• TO DO
Within the listing below, locate all lines containing the word "Rizki". Copy each one.
───── PROVIDED DATA ─────
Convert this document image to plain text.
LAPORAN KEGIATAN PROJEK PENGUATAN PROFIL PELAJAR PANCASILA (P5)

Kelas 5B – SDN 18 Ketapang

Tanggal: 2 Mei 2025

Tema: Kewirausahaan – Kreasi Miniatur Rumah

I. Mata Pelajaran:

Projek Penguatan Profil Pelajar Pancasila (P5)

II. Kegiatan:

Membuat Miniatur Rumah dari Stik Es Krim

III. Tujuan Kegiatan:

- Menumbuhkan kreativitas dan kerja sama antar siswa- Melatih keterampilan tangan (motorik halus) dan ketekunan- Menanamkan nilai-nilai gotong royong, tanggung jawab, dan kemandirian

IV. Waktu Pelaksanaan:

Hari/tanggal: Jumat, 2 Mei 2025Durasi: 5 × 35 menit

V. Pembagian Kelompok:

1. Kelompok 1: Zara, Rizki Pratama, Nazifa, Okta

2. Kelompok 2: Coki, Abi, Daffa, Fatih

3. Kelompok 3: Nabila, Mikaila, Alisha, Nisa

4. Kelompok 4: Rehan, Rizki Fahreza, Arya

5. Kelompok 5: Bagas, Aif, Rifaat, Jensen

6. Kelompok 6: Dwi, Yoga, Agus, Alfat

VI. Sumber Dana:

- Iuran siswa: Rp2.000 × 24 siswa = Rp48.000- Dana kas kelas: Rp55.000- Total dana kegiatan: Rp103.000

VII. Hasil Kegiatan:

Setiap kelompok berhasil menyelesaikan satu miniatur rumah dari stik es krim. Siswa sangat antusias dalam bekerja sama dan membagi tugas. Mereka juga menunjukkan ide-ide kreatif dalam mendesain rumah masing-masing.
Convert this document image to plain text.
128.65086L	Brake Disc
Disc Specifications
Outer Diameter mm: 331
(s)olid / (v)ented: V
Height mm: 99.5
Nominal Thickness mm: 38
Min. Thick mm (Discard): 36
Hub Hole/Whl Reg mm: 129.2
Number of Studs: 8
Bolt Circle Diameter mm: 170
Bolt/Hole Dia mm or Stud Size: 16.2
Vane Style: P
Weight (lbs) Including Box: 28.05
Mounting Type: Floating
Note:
─────
• RESULT BELOW
1. Kelompok 1: Zara, Rizki Pratama, Nazifa, Okta
4. Kelompok 4: Rehan, Rizki Fahreza, Arya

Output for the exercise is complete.